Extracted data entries
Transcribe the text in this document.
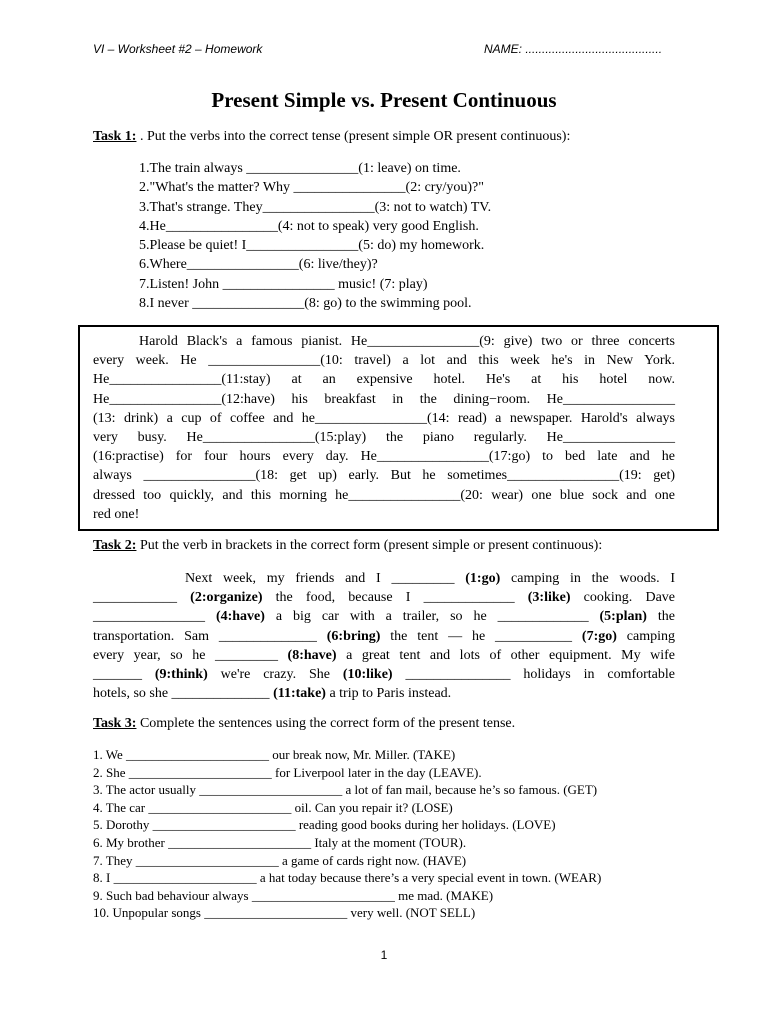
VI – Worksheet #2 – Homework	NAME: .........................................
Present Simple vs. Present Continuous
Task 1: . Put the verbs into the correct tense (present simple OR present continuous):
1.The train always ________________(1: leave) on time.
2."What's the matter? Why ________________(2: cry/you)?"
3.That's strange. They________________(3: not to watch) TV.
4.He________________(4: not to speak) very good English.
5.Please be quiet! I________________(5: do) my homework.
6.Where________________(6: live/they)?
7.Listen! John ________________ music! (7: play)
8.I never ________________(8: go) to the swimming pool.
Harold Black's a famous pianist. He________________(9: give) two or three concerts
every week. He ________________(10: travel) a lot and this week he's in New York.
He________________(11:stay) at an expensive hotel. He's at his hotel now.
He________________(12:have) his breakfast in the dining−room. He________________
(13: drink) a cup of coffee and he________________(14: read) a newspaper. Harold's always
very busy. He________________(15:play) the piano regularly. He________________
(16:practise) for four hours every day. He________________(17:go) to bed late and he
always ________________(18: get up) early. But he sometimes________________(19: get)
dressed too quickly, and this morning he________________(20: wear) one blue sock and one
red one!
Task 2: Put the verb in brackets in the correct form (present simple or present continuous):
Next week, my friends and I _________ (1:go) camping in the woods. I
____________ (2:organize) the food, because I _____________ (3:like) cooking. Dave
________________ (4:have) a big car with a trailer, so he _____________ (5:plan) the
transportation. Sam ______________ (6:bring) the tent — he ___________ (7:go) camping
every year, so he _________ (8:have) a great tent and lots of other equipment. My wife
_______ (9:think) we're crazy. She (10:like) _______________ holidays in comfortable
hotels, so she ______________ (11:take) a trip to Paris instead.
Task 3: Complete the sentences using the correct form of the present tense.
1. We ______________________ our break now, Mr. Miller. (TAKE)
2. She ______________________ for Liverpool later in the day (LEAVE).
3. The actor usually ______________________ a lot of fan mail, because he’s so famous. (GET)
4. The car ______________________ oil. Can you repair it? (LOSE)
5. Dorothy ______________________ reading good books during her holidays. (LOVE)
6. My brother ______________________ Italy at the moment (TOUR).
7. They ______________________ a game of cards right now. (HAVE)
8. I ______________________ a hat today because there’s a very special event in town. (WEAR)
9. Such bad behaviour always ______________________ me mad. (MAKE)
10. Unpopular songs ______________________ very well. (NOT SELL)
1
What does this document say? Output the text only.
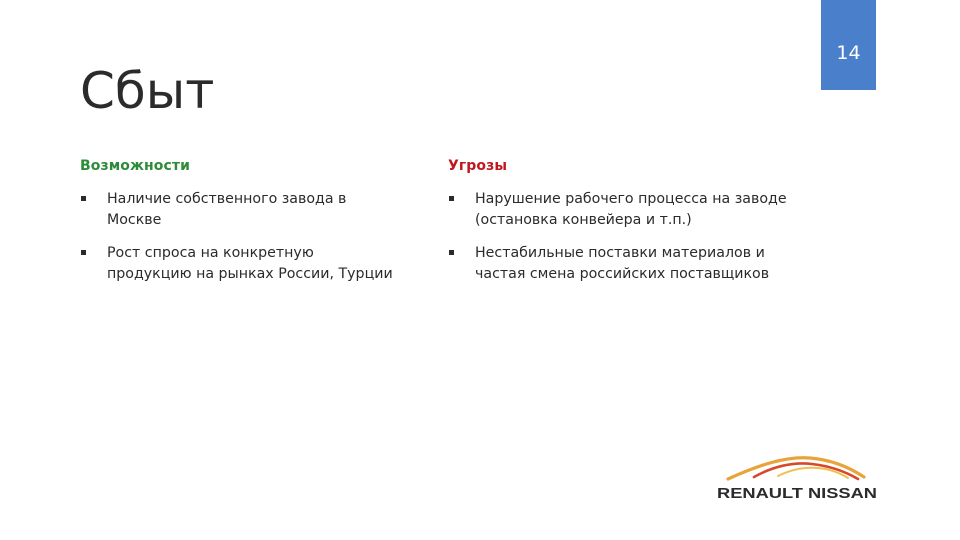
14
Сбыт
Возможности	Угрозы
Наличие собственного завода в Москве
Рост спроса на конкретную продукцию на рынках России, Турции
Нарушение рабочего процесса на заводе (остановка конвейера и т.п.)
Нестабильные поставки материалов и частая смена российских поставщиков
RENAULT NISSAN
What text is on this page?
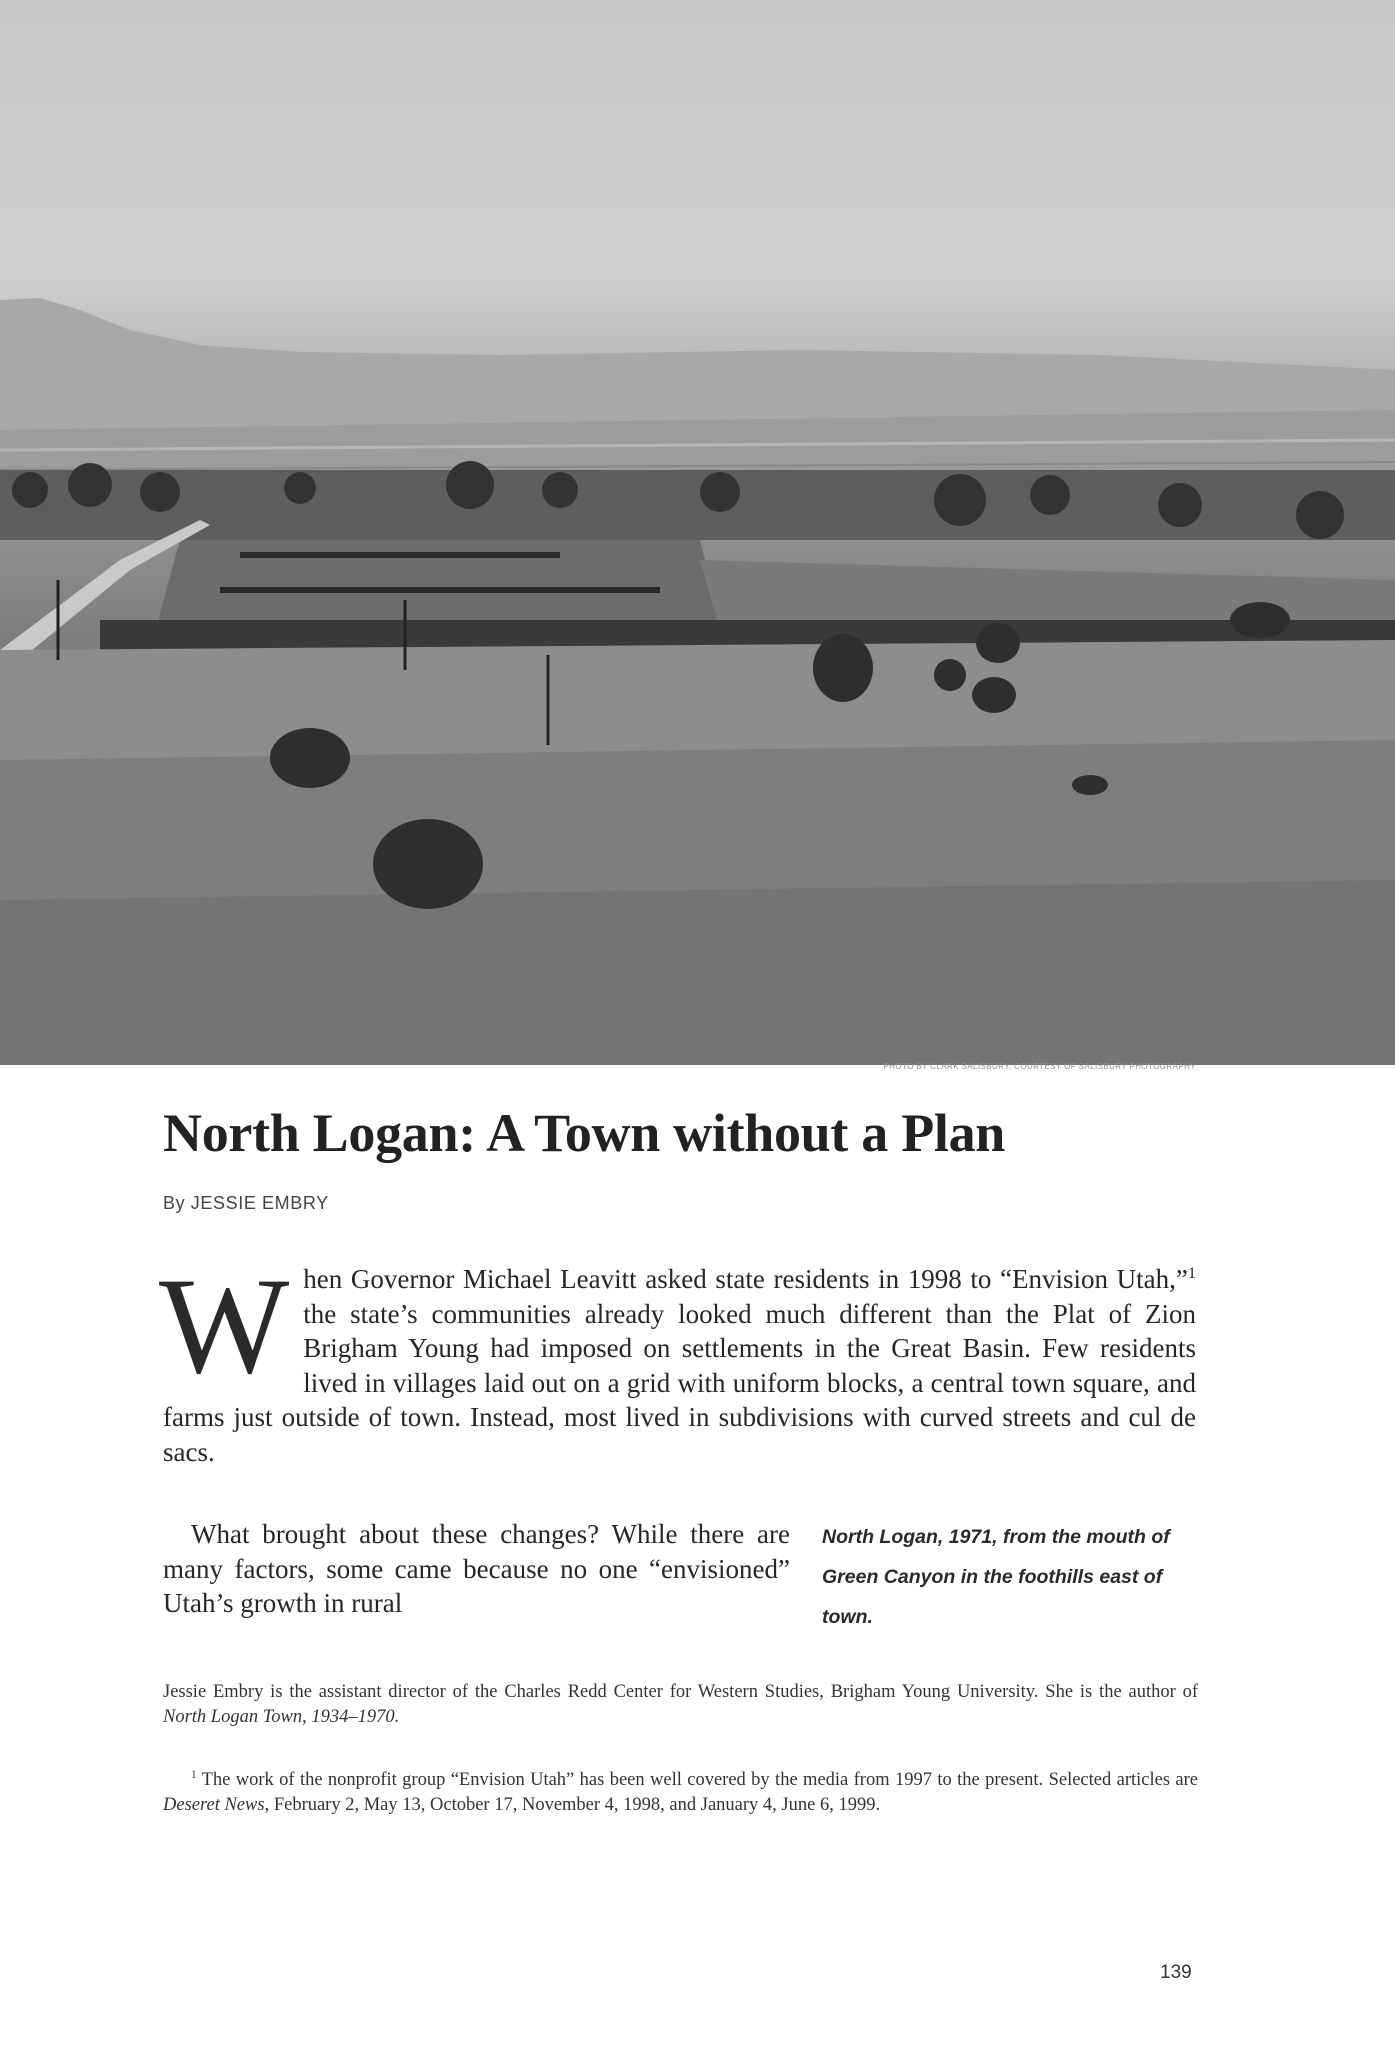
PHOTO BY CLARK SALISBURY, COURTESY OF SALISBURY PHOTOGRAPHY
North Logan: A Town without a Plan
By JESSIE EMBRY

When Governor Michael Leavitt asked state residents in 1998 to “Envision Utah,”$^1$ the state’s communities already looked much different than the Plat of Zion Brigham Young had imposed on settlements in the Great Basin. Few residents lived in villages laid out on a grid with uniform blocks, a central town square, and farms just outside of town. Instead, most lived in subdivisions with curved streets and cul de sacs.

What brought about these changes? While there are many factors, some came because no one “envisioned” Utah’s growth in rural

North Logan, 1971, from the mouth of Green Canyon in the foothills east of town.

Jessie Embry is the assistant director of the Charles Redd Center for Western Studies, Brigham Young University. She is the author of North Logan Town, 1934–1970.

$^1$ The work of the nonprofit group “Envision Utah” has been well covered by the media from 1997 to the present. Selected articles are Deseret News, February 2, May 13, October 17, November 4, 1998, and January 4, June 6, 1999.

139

** Task to complete **
In the records above, how many lines contain the string "good"? State that number only.

** Task answer **
2